[Items from a dataset]
☆ ☆ ☆ ☆ ☆ ☆ ☆

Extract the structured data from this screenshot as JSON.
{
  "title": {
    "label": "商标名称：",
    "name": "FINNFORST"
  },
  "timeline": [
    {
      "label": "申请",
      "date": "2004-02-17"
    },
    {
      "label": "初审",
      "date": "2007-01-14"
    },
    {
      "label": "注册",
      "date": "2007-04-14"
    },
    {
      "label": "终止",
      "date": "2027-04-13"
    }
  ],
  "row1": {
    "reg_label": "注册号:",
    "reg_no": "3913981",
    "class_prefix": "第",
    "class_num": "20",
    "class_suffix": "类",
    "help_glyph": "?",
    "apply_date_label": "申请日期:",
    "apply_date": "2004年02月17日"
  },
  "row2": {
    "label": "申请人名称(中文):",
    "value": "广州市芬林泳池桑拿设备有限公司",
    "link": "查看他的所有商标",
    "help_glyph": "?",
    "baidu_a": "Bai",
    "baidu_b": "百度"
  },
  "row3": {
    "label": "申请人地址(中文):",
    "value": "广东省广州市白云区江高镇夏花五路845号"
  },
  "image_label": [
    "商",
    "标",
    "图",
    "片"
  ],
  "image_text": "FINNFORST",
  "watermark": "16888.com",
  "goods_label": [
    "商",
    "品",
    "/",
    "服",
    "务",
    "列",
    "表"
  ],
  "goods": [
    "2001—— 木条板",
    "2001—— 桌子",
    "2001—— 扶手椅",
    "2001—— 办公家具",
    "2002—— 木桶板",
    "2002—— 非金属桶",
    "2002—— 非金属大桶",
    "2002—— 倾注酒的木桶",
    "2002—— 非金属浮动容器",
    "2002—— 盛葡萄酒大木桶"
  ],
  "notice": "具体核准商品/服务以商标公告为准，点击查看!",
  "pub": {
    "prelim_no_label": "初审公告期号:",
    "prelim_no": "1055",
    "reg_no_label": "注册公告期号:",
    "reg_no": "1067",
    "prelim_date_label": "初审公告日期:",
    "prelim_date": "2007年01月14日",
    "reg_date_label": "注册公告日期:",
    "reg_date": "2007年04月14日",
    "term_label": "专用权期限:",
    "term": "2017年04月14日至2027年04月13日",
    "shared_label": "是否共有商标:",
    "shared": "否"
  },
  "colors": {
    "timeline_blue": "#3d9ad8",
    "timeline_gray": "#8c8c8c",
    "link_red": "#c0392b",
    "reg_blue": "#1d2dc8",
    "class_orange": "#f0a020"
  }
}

☆ ☆ ☆ ☆ ☆ ☆ ☆

- **WORK TO COMPLETE**
Each entry must be reproduced verbatim.

- **PROBLEM SOLUTION**
Extract the structured data from this screenshot as JSON.
{
  "title": {
    "label": "商标名称：",
    "name": "FINNFORST"
  },
  "timeline": [
    {
      "label": "申请",
      "date": "2004-02-17"
    },
    {
      "label": "初审",
      "date": "2007-01-14"
    },
    {
      "label": "注册",
      "date": "2007-04-14"
    },
    {
      "label": "终止",
      "date": "2027-04-13"
    }
  ],
  "row1": {
    "reg_label": "注册号:",
    "reg_no": "3913981",
    "class_prefix": "第",
    "class_num": "20",
    "class_suffix": "类",
    "help_glyph": "?",
    "apply_date_label": "申请日期:",
    "apply_date": "2004年02月17日"
  },
  "row2": {
    "label": "申请人名称(中文):",
    "value": "广州市芬林泳池桑拿设备有限公司",
    "link": "查看他的所有商标",
    "help_glyph": "?",
    "baidu_a": "Bai",
    "baidu_b": "百度"
  },
  "row3": {
    "label": "申请人地址(中文):",
    "value": "广东省广州市白云区江高镇夏花五路845号"
  },
  "image_label": [
    "商",
    "标",
    "图",
    "片"
  ],
  "image_text": "FINNFORST",
  "watermark": "16888.com",
  "goods_label": [
    "商",
    "品",
    "/",
    "服",
    "务",
    "列",
    "表"
  ],
  "goods": [
    "2001—— 木条板",
    "2001—— 桌子",
    "2001—— 扶手椅",
    "2001—— 办公家具",
    "2002—— 木桶板",
    "2002—— 非金属桶",
    "2002—— 非金属大桶",
    "2002—— 倾注酒的木桶",
    "2002—— 非金属浮动容器",
    "2002—— 盛葡萄酒大木桶"
  ],
  "notice": "具体核准商品/服务以商标公告为准，点击查看!",
  "pub": {
    "prelim_no_label": "初审公告期号:",
    "prelim_no": "1055",
    "reg_no_label": "注册公告期号:",
    "reg_no": "1067",
    "prelim_date_label": "初审公告日期:",
    "prelim_date": "2007年01月14日",
    "reg_date_label": "注册公告日期:",
    "reg_date": "2007年04月14日",
    "term_label": "专用权期限:",
    "term": "2017年04月14日至2027年04月13日",
    "shared_label": "是否共有商标:",
    "shared": "否"
  },
  "colors": {
    "timeline_blue": "#3d9ad8",
    "timeline_gray": "#8c8c8c",
    "link_red": "#c0392b",
    "reg_blue": "#1d2dc8",
    "class_orange": "#f0a020"
  }
}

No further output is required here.